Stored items
########################################

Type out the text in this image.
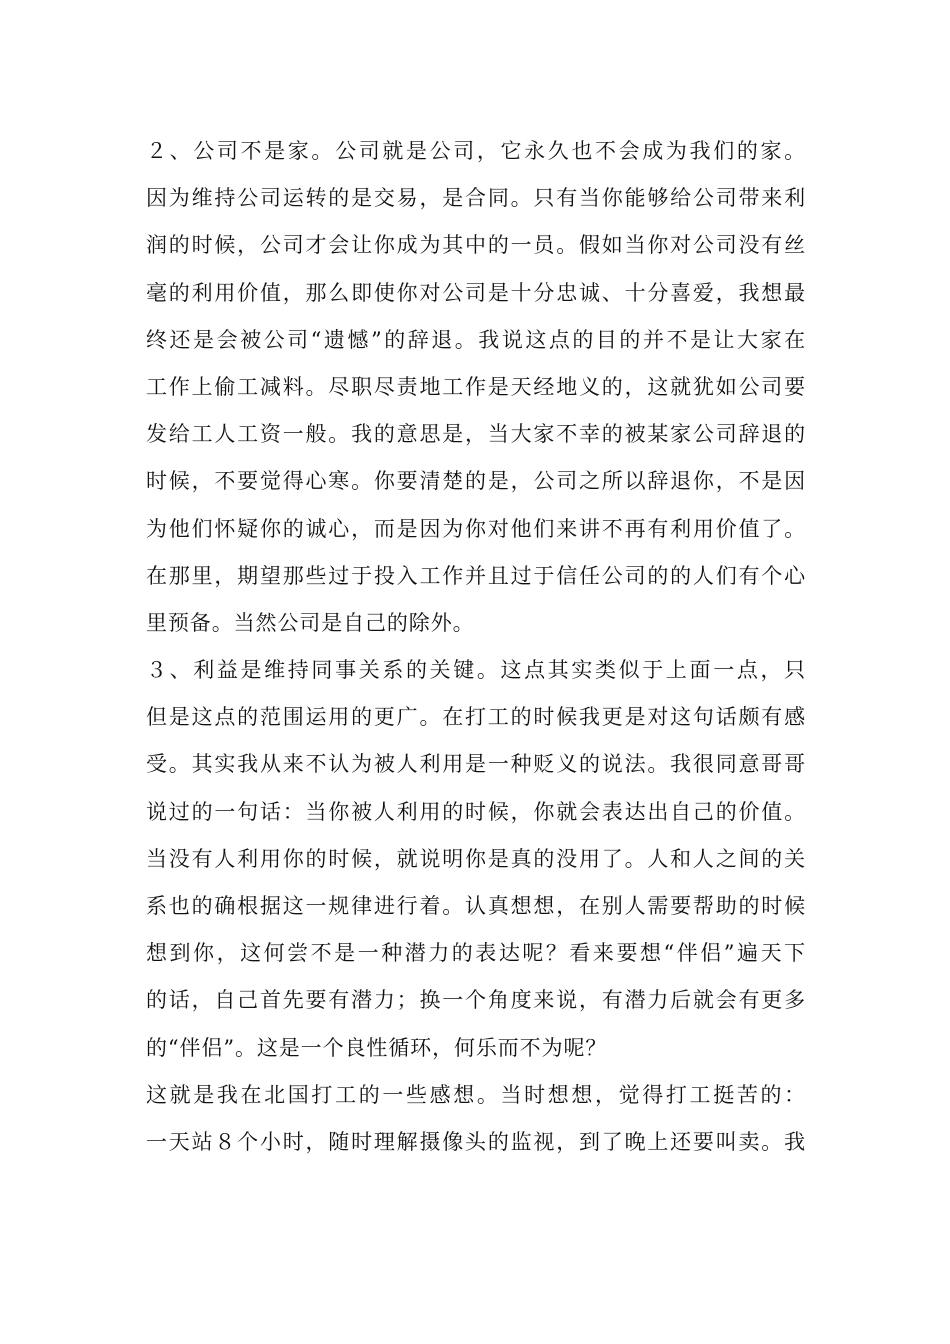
２、公司不是家。公司就是公司，它永久也不会成为我们的家。
因为维持公司运转的是交易，是合同。只有当你能够给公司带来利
润的时候，公司才会让你成为其中的一员。假如当你对公司没有丝
毫的利用价值，那么即使你对公司是十分忠诚、十分喜爱，我想最
终还是会被公司“遗憾”的辞退。我说这点的目的并不是让大家在
工作上偷工减料。尽职尽责地工作是天经地义的，这就犹如公司要
发给工人工资一般。我的意思是，当大家不幸的被某家公司辞退的
时候，不要觉得心寒。你要清楚的是，公司之所以辞退你，不是因
为他们怀疑你的诚心，而是因为你对他们来讲不再有利用价值了。
在那里，期望那些过于投入工作并且过于信任公司的的人们有个心
里预备。当然公司是自己的除外。
３、利益是维持同事关系的关键。这点其实类似于上面一点，只
但是这点的范围运用的更广。在打工的时候我更是对这句话颇有感
受。其实我从来不认为被人利用是一种贬义的说法。我很同意哥哥
说过的一句话：当你被人利用的时候，你就会表达出自己的价值。
当没有人利用你的时候，就说明你是真的没用了。人和人之间的关
系也的确根据这一规律进行着。认真想想，在别人需要帮助的时候
想到你，这何尝不是一种潜力的表达呢？看来要想“伴侣”遍天下
的话，自己首先要有潜力；换一个角度来说，有潜力后就会有更多
的“伴侣”。这是一个良性循环，何乐而不为呢？
这就是我在北国打工的一些感想。当时想想，觉得打工挺苦的：
一天站８个小时，随时理解摄像头的监视，到了晚上还要叫卖。我
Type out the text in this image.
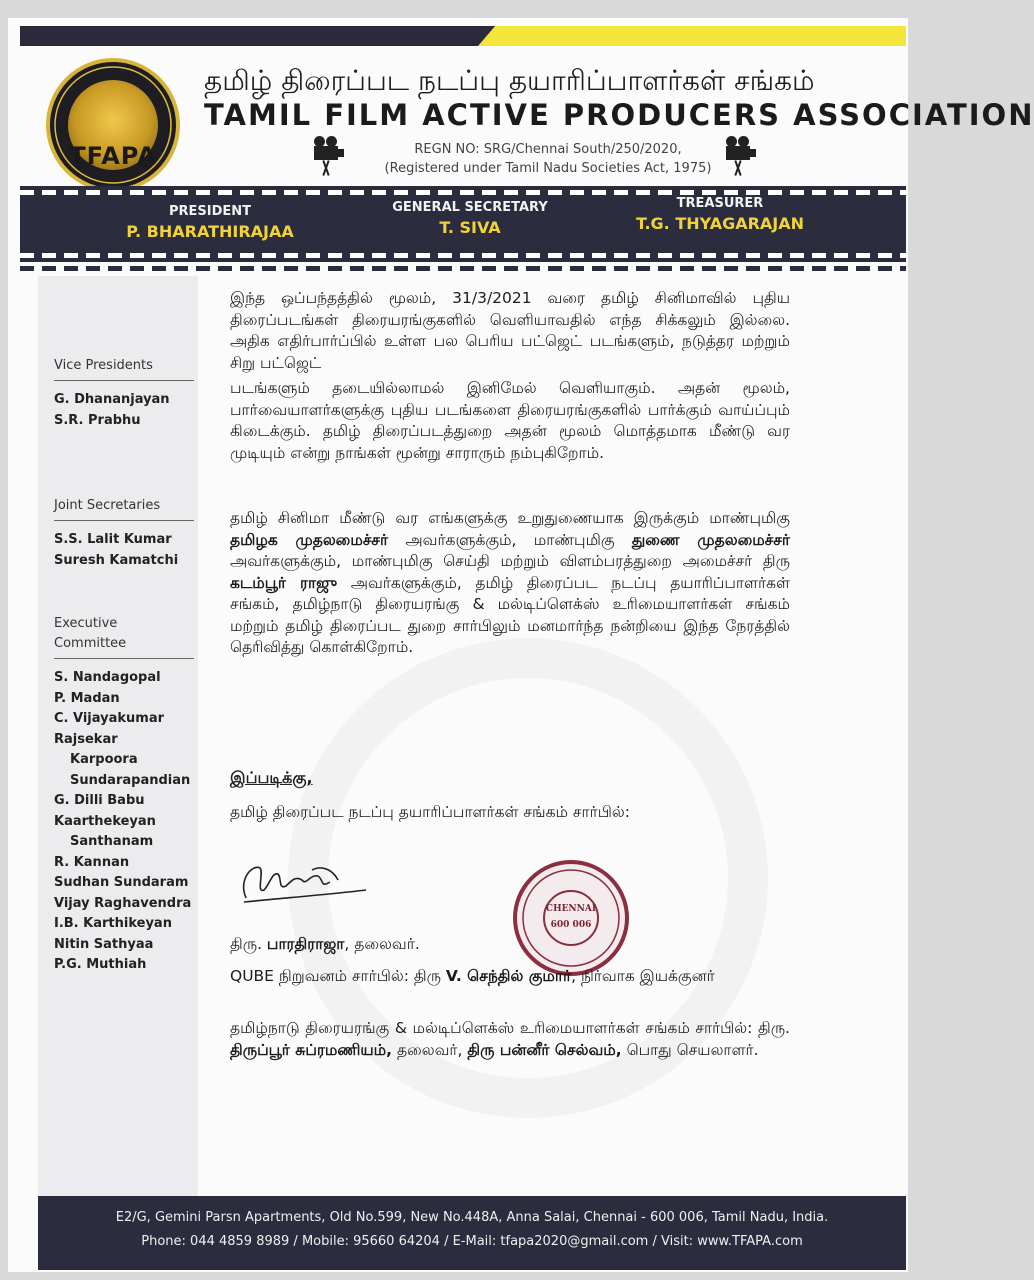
TFAPA
தமிழ் திரைப்பட நடப்பு தயாரிப்பாளர்கள் சங்கம்
TAMIL FILM ACTIVE PRODUCERS ASSOCIATION
REGN NO: SRG/Chennai South/250/2020,
(Registered under Tamil Nadu Societies Act, 1975)
PRESIDENT
P. BHARATHIRAJAA
GENERAL SECRETARY
T. SIVA
TREASURER
T.G. THYAGARAJAN
Vice Presidents
G. Dhananjayan
S.R. Prabhu
Joint Secretaries
S.S. Lalit Kumar
Suresh Kamatchi
Executive
Committee
S. Nandagopal
P. Madan
C. Vijayakumar
Rajsekar
Karpoora
Sundarapandian
G. Dilli Babu
Kaarthekeyan
Santhanam
R. Kannan
Sudhan Sundaram
Vijay Raghavendra
I.B. Karthikeyan
Nitin Sathyaa
P.G. Muthiah
இந்த ஒப்பந்தத்தில் மூலம், 31/3/2021 வரை தமிழ் சினிமாவில் புதிய திரைப்படங்கள் திரையரங்குகளில் வெளியாவதில் எந்த சிக்கலும் இல்லை. அதிக எதிர்பார்ப்பில் உள்ள பல பெரிய பட்ஜெட் படங்களும், நடுத்தர மற்றும் சிறு பட்ஜெட்
படங்களும் தடையில்லாமல் இனிமேல் வெளியாகும். அதன் மூலம், பார்வையாளர்களுக்கு புதிய படங்களை திரையரங்குகளில் பார்க்கும் வாய்ப்பும் கிடைக்கும். தமிழ் திரைப்படத்துறை அதன் மூலம் மொத்தமாக மீண்டு வர முடியும் என்று நாங்கள் மூன்று சாராரும் நம்புகிறோம்.
தமிழ் சினிமா மீண்டு வர எங்களுக்கு உறுதுணையாக இருக்கும் மாண்புமிகு தமிழக முதலமைச்சர் அவர்களுக்கும், மாண்புமிகு துணை முதலமைச்சர் அவர்களுக்கும், மாண்புமிகு செய்தி மற்றும் விளம்பரத்துறை அமைச்சர் திரு கடம்பூர் ராஜு அவர்களுக்கும், தமிழ் திரைப்பட நடப்பு தயாரிப்பாளர்கள் சங்கம், தமிழ்நாடு திரையரங்கு & மல்டிப்ளெக்ஸ் உரிமையாளர்கள் சங்கம் மற்றும் தமிழ் திரைப்பட துறை சார்பிலும் மனமார்ந்த நன்றியை இந்த நேரத்தில் தெரிவித்து கொள்கிறோம்.
இப்படிக்கு,
தமிழ் திரைப்பட நடப்பு தயாரிப்பாளர்கள் சங்கம் சார்பில்:
CHENNAI
600 006
திரு. பாரதிராஜா, தலைவர்.
QUBE நிறுவனம் சார்பில்: திரு V. செந்தில் குமார், நிர்வாக இயக்குனர்
தமிழ்நாடு திரையரங்கு & மல்டிப்ளெக்ஸ் உரிமையாளர்கள் சங்கம் சார்பில்: திரு. திருப்பூர் சுப்ரமணியம், தலைவர், திரு பன்னீர் செல்வம், பொது செயலாளர்.
E2/G, Gemini Parsn Apartments, Old No.599, New No.448A, Anna Salai, Chennai - 600 006, Tamil Nadu, India.
Phone: 044 4859 8989 / Mobile: 95660 64204 / E-Mail: tfapa2020@gmail.com / Visit: www.TFAPA.com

########################################

PROBLEM STATEMENT:
Pictures stay out; reproduce every line of the records exactly.

FINISHED ANSWER:
Type out the text in this image.
２、公司不是家。公司就是公司，它永久也不会成为我们的家。
因为维持公司运转的是交易，是合同。只有当你能够给公司带来利
润的时候，公司才会让你成为其中的一员。假如当你对公司没有丝
毫的利用价值，那么即使你对公司是十分忠诚、十分喜爱，我想最
终还是会被公司“遗憾”的辞退。我说这点的目的并不是让大家在
工作上偷工减料。尽职尽责地工作是天经地义的，这就犹如公司要
发给工人工资一般。我的意思是，当大家不幸的被某家公司辞退的
时候，不要觉得心寒。你要清楚的是，公司之所以辞退你，不是因
为他们怀疑你的诚心，而是因为你对他们来讲不再有利用价值了。
在那里，期望那些过于投入工作并且过于信任公司的的人们有个心
里预备。当然公司是自己的除外。
３、利益是维持同事关系的关键。这点其实类似于上面一点，只
但是这点的范围运用的更广。在打工的时候我更是对这句话颇有感
受。其实我从来不认为被人利用是一种贬义的说法。我很同意哥哥
说过的一句话：当你被人利用的时候，你就会表达出自己的价值。
当没有人利用你的时候，就说明你是真的没用了。人和人之间的关
系也的确根据这一规律进行着。认真想想，在别人需要帮助的时候
想到你，这何尝不是一种潜力的表达呢？看来要想“伴侣”遍天下
的话，自己首先要有潜力；换一个角度来说，有潜力后就会有更多
的“伴侣”。这是一个良性循环，何乐而不为呢？
这就是我在北国打工的一些感想。当时想想，觉得打工挺苦的：
一天站８个小时，随时理解摄像头的监视，到了晚上还要叫卖。我
Type out the text in this image.
TFAPA
தமிழ் திரைப்பட நடப்பு தயாரிப்பாளர்கள் சங்கம்
TAMIL FILM ACTIVE PRODUCERS ASSOCIATION
REGN NO: SRG/Chennai South/250/2020,
(Registered under Tamil Nadu Societies Act, 1975)
PRESIDENT
P. BHARATHIRAJAA
GENERAL SECRETARY
T. SIVA
TREASURER
T.G. THYAGARAJAN
Vice Presidents
G. Dhananjayan
S.R. Prabhu
Joint Secretaries
S.S. Lalit Kumar
Suresh Kamatchi
Executive
Committee
S. Nandagopal
P. Madan
C. Vijayakumar
Rajsekar
Karpoora
Sundarapandian
G. Dilli Babu
Kaarthekeyan
Santhanam
R. Kannan
Sudhan Sundaram
Vijay Raghavendra
I.B. Karthikeyan
Nitin Sathyaa
P.G. Muthiah
இந்த ஒப்பந்தத்தில் மூலம், 31/3/2021 வரை தமிழ் சினிமாவில் புதிய திரைப்படங்கள் திரையரங்குகளில் வெளியாவதில் எந்த சிக்கலும் இல்லை. அதிக எதிர்பார்ப்பில் உள்ள பல பெரிய பட்ஜெட் படங்களும், நடுத்தர மற்றும் சிறு பட்ஜெட்
படங்களும் தடையில்லாமல் இனிமேல் வெளியாகும். அதன் மூலம், பார்வையாளர்களுக்கு புதிய படங்களை திரையரங்குகளில் பார்க்கும் வாய்ப்பும் கிடைக்கும். தமிழ் திரைப்படத்துறை அதன் மூலம் மொத்தமாக மீண்டு வர முடியும் என்று நாங்கள் மூன்று சாராரும் நம்புகிறோம்.
தமிழ் சினிமா மீண்டு வர எங்களுக்கு உறுதுணையாக இருக்கும் மாண்புமிகு தமிழக முதலமைச்சர் அவர்களுக்கும், மாண்புமிகு துணை முதலமைச்சர் அவர்களுக்கும், மாண்புமிகு செய்தி மற்றும் விளம்பரத்துறை அமைச்சர் திரு கடம்பூர் ராஜு அவர்களுக்கும், தமிழ் திரைப்பட நடப்பு தயாரிப்பாளர்கள் சங்கம், தமிழ்நாடு திரையரங்கு & மல்டிப்ளெக்ஸ் உரிமையாளர்கள் சங்கம் மற்றும் தமிழ் திரைப்பட துறை சார்பிலும் மனமார்ந்த நன்றியை இந்த நேரத்தில் தெரிவித்து கொள்கிறோம்.
இப்படிக்கு,
தமிழ் திரைப்பட நடப்பு தயாரிப்பாளர்கள் சங்கம் சார்பில்:
CHENNAI
600 006
திரு. பாரதிராஜா, தலைவர்.
QUBE நிறுவனம் சார்பில்: திரு V. செந்தில் குமார், நிர்வாக இயக்குனர்
தமிழ்நாடு திரையரங்கு & மல்டிப்ளெக்ஸ் உரிமையாளர்கள் சங்கம் சார்பில்: திரு. திருப்பூர் சுப்ரமணியம், தலைவர், திரு பன்னீர் செல்வம், பொது செயலாளர்.
E2/G, Gemini Parsn Apartments, Old No.599, New No.448A, Anna Salai, Chennai - 600 006, Tamil Nadu, India.
Phone: 044 4859 8989 / Mobile: 95660 64204 / E-Mail: tfapa2020@gmail.com / Visit: www.TFAPA.com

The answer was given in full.